Omit the images. Copy each entry word for word.
^^^^^^^^^^^^^^^^
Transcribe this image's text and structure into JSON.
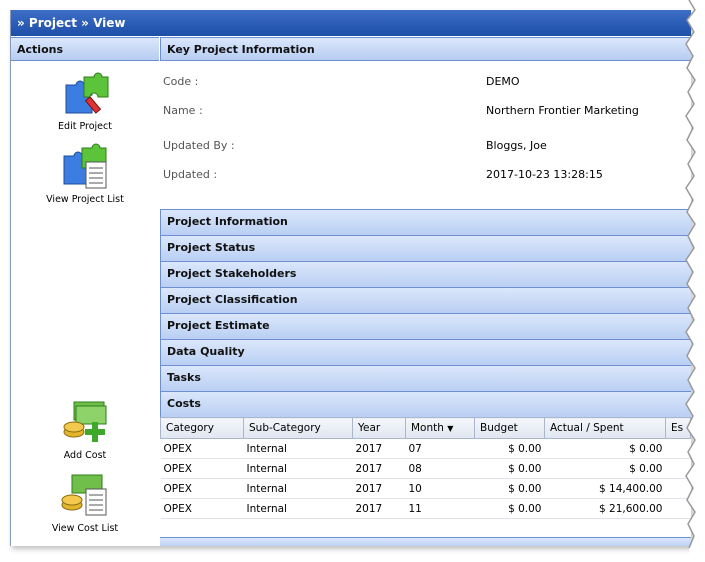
{
  "breadcrumb": "» Project » View",
  "actions": {
    "header": "Actions",
    "items": [
      {
        "label": "Edit Project",
        "icon": "edit-project-icon"
      },
      {
        "label": "View Project List",
        "icon": "project-list-icon"
      },
      {
        "label": "Add Cost",
        "icon": "add-cost-icon"
      },
      {
        "label": "View Cost List",
        "icon": "cost-list-icon"
      }
    ]
  },
  "kpi": {
    "header": "Key Project Information",
    "rows": [
      {
        "label": "Code :",
        "value": "DEMO"
      },
      {
        "label": "Name :",
        "value": "Northern Frontier Marketing"
      },
      {
        "label": "Updated By :",
        "value": "Bloggs, Joe"
      },
      {
        "label": "Updated :",
        "value": "2017-10-23 13:28:15"
      }
    ]
  },
  "panels": [
    "Project Information",
    "Project Status",
    "Project Stakeholders",
    "Project Classification",
    "Project Estimate",
    "Data Quality",
    "Tasks",
    "Costs"
  ],
  "costs": {
    "columns": [
      "Category",
      "Sub-Category",
      "Year",
      "Month",
      "Budget",
      "Actual / Spent",
      "Es"
    ],
    "sort_indicator": "▼",
    "rows": [
      [
        "OPEX",
        "Internal",
        "2017",
        "07",
        "$ 0.00",
        "$ 0.00"
      ],
      [
        "OPEX",
        "Internal",
        "2017",
        "08",
        "$ 0.00",
        "$ 0.00"
      ],
      [
        "OPEX",
        "Internal",
        "2017",
        "10",
        "$ 0.00",
        "$ 14,400.00"
      ],
      [
        "OPEX",
        "Internal",
        "2017",
        "11",
        "$ 0.00",
        "$ 21,600.00"
      ]
    ]
  },
  "colors": {
    "title_bar": "#2a5bb8",
    "section_header": "#c6d8f6",
    "accent_green": "#4caf2a"
  }
}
^^^^^^^^^^^^^^^^
• [Result for this exercise]:
Transcribe this image's text and structure into JSON.
{
  "breadcrumb": "» Project » View",
  "actions": {
    "header": "Actions",
    "items": [
      {
        "label": "Edit Project",
        "icon": "edit-project-icon"
      },
      {
        "label": "View Project List",
        "icon": "project-list-icon"
      },
      {
        "label": "Add Cost",
        "icon": "add-cost-icon"
      },
      {
        "label": "View Cost List",
        "icon": "cost-list-icon"
      }
    ]
  },
  "kpi": {
    "header": "Key Project Information",
    "rows": [
      {
        "label": "Code :",
        "value": "DEMO"
      },
      {
        "label": "Name :",
        "value": "Northern Frontier Marketing"
      },
      {
        "label": "Updated By :",
        "value": "Bloggs, Joe"
      },
      {
        "label": "Updated :",
        "value": "2017-10-23 13:28:15"
      }
    ]
  },
  "panels": [
    "Project Information",
    "Project Status",
    "Project Stakeholders",
    "Project Classification",
    "Project Estimate",
    "Data Quality",
    "Tasks",
    "Costs"
  ],
  "costs": {
    "columns": [
      "Category",
      "Sub-Category",
      "Year",
      "Month",
      "Budget",
      "Actual / Spent",
      "Es"
    ],
    "sort_indicator": "▼",
    "rows": [
      [
        "OPEX",
        "Internal",
        "2017",
        "07",
        "$ 0.00",
        "$ 0.00"
      ],
      [
        "OPEX",
        "Internal",
        "2017",
        "08",
        "$ 0.00",
        "$ 0.00"
      ],
      [
        "OPEX",
        "Internal",
        "2017",
        "10",
        "$ 0.00",
        "$ 14,400.00"
      ],
      [
        "OPEX",
        "Internal",
        "2017",
        "11",
        "$ 0.00",
        "$ 21,600.00"
      ]
    ]
  },
  "colors": {
    "title_bar": "#2a5bb8",
    "section_header": "#c6d8f6",
    "accent_green": "#4caf2a"
  }
}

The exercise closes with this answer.